▶ Prompt
Work out how many lines hold "应说明不良行为的具体内容". Give the number and nothing else.

Dataset excerpt

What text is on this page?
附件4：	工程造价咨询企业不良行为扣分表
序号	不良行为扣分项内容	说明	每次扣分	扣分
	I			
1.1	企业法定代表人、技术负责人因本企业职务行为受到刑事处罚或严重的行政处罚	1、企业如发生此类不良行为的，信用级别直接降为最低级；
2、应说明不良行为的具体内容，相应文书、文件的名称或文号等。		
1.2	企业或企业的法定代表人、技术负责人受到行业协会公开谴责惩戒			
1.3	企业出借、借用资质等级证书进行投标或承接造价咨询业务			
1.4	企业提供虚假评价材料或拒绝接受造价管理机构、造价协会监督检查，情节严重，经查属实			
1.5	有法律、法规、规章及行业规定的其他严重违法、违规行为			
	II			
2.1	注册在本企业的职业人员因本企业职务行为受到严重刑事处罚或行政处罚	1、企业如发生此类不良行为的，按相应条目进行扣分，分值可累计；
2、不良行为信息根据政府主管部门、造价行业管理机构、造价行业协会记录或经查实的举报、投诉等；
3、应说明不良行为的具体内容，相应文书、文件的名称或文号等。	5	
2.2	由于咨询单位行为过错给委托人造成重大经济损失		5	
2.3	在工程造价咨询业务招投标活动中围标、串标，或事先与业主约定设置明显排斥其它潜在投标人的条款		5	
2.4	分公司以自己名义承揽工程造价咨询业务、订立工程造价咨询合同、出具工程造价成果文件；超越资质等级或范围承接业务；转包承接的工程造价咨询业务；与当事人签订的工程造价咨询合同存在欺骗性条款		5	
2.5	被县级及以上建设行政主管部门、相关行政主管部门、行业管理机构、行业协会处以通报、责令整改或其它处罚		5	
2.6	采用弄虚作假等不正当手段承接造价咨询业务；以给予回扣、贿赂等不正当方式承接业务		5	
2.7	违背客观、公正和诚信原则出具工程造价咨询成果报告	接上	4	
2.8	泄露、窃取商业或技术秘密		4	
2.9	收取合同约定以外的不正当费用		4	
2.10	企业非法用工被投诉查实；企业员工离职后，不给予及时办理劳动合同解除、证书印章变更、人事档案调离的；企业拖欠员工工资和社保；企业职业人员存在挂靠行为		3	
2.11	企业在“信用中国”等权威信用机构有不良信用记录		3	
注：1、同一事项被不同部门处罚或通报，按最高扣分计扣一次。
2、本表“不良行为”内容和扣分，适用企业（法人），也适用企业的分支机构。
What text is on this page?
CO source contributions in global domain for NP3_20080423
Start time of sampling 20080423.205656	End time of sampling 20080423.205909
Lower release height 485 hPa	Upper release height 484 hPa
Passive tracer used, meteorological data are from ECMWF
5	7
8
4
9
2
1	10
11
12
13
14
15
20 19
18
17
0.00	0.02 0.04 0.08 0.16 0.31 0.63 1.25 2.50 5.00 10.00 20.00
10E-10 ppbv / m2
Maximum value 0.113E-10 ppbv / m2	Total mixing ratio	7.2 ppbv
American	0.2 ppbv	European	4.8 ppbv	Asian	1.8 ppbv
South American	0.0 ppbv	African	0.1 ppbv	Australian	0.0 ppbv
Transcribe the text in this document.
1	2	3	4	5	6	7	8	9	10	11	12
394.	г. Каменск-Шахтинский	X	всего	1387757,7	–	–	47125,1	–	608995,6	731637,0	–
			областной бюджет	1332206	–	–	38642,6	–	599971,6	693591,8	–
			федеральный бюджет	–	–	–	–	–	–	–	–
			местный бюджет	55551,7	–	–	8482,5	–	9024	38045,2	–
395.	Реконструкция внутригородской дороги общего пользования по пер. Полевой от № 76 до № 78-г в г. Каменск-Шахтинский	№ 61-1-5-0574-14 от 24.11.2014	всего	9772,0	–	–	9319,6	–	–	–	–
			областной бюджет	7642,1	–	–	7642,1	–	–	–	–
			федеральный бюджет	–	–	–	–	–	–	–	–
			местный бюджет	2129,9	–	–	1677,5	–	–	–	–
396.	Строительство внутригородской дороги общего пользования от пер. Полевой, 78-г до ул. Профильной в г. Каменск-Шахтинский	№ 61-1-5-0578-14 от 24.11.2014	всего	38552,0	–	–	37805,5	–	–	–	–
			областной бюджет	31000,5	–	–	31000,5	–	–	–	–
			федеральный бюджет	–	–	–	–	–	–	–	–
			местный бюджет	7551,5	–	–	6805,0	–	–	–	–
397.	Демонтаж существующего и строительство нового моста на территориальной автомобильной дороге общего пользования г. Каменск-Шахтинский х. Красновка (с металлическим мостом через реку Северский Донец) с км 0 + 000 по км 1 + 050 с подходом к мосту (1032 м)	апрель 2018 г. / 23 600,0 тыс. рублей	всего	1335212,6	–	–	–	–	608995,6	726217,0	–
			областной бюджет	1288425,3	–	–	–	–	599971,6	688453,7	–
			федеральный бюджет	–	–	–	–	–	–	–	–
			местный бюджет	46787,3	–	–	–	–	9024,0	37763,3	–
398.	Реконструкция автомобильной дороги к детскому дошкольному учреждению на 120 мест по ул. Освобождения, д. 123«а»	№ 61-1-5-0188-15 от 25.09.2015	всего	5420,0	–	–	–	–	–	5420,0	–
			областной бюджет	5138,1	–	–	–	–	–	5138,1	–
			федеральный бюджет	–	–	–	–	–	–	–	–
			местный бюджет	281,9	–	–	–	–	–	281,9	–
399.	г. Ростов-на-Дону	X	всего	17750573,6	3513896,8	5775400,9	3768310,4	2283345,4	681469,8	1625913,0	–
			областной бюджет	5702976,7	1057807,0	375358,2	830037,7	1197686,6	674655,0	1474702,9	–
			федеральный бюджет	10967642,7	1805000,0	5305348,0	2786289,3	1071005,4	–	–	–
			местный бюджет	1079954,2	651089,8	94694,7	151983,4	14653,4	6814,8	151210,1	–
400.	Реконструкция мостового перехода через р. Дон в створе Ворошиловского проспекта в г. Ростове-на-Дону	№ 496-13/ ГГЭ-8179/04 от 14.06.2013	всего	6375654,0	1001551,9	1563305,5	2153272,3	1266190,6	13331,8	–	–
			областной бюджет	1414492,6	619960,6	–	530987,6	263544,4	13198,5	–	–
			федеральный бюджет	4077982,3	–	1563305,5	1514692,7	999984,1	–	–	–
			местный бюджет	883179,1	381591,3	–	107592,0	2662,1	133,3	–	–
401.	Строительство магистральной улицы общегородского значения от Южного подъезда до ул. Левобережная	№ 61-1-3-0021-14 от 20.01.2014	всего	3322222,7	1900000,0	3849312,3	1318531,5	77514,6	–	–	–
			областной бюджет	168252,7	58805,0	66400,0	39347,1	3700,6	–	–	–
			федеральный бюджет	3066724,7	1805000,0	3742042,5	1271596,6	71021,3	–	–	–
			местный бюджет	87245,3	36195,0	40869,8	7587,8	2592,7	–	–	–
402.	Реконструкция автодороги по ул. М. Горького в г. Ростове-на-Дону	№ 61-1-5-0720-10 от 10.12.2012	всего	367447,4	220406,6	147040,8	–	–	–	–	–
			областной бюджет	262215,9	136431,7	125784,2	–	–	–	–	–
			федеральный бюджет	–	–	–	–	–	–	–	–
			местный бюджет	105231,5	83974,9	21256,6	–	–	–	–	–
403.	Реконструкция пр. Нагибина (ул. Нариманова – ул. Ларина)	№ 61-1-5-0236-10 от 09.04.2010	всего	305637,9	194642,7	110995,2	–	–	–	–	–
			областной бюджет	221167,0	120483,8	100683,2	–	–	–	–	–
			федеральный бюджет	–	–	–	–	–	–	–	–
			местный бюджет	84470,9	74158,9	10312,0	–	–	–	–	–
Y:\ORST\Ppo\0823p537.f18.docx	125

▶ Full output
2